= WORK REQUIRED =
Reproduce the records below word for word, from the very beginning down through the line containing "1340, 716, 1373]", including that line.

= Rows from a layout dataset =
** BEGIN **

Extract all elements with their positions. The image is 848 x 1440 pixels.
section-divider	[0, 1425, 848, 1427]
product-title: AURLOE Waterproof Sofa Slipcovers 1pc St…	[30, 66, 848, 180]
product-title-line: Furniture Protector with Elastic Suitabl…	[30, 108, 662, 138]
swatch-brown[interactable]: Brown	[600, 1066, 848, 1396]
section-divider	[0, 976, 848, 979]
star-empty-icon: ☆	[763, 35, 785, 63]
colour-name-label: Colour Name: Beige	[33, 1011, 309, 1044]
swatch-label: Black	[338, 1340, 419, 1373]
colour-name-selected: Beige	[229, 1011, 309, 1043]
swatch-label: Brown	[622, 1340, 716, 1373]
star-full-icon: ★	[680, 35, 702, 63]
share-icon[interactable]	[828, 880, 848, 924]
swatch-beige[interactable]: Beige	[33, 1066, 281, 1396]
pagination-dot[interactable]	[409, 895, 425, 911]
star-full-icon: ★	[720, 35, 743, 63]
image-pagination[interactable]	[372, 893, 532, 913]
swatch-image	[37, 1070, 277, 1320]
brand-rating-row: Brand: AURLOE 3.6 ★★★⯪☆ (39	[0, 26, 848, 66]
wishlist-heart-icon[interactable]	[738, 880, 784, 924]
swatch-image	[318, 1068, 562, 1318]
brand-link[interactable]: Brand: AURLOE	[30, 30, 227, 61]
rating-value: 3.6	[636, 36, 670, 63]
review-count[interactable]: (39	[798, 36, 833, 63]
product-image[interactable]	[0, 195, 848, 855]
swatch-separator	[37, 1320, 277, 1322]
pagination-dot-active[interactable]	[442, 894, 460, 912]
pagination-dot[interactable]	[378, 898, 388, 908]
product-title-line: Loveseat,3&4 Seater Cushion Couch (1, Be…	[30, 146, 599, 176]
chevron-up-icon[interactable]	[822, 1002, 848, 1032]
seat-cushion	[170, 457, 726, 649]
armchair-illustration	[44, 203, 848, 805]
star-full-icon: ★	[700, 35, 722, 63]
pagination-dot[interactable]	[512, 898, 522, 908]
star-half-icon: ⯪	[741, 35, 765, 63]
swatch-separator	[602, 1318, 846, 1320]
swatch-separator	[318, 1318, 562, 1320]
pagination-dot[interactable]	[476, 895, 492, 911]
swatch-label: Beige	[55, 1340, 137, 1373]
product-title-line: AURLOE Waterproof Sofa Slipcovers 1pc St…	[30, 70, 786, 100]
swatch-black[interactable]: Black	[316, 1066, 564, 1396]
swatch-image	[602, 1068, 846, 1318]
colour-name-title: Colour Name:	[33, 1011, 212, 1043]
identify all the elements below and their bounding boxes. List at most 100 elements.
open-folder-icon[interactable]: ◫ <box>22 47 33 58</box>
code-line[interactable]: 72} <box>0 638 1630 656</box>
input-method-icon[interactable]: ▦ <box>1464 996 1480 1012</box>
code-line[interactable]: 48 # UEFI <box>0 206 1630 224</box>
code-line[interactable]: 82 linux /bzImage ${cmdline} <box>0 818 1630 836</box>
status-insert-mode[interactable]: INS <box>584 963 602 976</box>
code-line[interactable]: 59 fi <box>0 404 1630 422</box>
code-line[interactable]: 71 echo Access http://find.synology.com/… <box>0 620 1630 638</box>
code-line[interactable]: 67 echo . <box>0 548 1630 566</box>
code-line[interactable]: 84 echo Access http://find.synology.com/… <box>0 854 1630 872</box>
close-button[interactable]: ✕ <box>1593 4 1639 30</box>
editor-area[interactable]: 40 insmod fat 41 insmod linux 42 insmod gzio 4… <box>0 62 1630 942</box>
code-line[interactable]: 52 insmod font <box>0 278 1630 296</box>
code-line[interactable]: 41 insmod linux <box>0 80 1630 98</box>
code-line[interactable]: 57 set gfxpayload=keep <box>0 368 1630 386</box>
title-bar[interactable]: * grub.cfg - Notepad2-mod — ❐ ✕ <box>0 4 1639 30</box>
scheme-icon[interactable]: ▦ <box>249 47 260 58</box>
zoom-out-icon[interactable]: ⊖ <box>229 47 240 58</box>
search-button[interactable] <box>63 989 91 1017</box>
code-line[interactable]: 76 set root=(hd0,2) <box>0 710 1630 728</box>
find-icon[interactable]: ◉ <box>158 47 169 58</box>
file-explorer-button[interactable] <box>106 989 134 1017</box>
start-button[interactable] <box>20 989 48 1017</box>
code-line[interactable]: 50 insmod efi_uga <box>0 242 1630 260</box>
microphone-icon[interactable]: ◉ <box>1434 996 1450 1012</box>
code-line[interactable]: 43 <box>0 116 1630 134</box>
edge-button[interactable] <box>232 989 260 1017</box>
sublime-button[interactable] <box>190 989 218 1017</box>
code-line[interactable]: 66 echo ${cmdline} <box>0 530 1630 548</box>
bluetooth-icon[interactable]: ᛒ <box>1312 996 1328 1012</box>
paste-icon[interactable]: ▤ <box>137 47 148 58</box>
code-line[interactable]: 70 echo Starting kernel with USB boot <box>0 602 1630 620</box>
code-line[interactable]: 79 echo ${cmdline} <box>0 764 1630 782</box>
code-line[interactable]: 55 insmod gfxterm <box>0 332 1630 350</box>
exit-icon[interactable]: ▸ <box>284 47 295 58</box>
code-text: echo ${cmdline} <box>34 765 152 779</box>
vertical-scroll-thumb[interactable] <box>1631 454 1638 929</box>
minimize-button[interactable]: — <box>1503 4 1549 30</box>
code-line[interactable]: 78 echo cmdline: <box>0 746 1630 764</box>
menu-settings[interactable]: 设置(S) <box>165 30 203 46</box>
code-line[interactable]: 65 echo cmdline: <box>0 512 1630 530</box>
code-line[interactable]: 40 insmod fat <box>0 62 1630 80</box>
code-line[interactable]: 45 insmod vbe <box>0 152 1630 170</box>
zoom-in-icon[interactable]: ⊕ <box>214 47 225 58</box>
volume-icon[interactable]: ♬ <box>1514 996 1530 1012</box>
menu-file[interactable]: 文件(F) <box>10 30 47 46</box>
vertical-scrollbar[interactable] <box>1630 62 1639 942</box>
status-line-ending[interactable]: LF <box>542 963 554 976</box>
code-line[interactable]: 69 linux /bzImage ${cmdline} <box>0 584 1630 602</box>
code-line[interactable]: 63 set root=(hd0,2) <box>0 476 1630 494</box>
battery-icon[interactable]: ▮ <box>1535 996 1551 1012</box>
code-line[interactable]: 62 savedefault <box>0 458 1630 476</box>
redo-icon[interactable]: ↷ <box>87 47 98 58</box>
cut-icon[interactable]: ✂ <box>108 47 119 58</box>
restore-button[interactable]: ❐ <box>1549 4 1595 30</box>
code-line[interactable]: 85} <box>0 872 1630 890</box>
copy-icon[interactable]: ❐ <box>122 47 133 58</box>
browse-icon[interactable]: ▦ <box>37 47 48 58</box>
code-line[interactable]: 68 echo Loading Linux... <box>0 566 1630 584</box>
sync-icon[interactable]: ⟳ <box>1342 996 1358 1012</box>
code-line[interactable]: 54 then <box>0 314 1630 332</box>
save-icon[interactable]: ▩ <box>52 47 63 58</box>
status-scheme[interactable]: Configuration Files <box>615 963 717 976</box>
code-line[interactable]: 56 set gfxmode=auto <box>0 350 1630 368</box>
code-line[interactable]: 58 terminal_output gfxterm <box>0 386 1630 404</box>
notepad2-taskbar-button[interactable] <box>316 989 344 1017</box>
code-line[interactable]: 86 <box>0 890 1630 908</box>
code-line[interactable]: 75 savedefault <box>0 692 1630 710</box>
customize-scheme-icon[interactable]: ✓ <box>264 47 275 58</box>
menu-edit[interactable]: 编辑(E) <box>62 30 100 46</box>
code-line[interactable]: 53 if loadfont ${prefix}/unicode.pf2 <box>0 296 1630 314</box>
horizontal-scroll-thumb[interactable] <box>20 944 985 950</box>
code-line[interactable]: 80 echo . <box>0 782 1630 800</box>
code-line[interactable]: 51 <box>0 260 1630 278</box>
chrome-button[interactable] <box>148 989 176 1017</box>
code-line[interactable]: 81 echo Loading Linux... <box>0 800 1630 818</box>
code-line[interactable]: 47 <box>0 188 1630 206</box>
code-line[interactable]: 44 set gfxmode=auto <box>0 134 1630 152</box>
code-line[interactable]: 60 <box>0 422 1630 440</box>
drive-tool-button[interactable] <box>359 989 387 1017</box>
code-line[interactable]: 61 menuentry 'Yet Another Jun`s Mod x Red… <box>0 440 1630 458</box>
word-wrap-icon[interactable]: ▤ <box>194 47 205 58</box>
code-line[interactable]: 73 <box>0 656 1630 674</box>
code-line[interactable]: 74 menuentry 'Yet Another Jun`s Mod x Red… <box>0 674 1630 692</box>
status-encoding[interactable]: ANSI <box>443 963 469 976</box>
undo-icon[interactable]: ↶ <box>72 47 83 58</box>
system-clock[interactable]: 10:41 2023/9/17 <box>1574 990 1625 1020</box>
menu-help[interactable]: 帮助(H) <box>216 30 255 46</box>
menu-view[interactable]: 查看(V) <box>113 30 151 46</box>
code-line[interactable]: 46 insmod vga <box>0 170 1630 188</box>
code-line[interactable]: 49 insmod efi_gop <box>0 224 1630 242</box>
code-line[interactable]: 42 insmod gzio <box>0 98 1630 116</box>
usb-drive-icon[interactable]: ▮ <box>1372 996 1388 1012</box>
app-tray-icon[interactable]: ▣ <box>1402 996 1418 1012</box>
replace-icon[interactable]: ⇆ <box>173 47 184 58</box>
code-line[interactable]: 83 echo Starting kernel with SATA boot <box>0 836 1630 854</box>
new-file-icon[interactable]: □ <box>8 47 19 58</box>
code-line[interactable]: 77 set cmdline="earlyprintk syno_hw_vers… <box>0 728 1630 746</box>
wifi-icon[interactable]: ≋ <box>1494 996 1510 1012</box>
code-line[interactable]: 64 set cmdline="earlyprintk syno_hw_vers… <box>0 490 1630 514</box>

** END **

= RESPONSE =
Extract all elements with their positions. The image is 848 x 1440 pixels.
section-divider	[0, 1425, 848, 1427]
product-title: AURLOE Waterproof Sofa Slipcovers 1pc St…	[30, 66, 848, 180]
product-title-line: Furniture Protector with Elastic Suitabl…	[30, 108, 662, 138]
swatch-brown[interactable]: Brown	[600, 1066, 848, 1396]
section-divider	[0, 976, 848, 979]
star-empty-icon: ☆	[763, 35, 785, 63]
colour-name-label: Colour Name: Beige	[33, 1011, 309, 1044]
swatch-label: Black	[338, 1340, 419, 1373]
colour-name-selected: Beige	[229, 1011, 309, 1043]
swatch-label: Brown	[622, 1340, 716, 1373]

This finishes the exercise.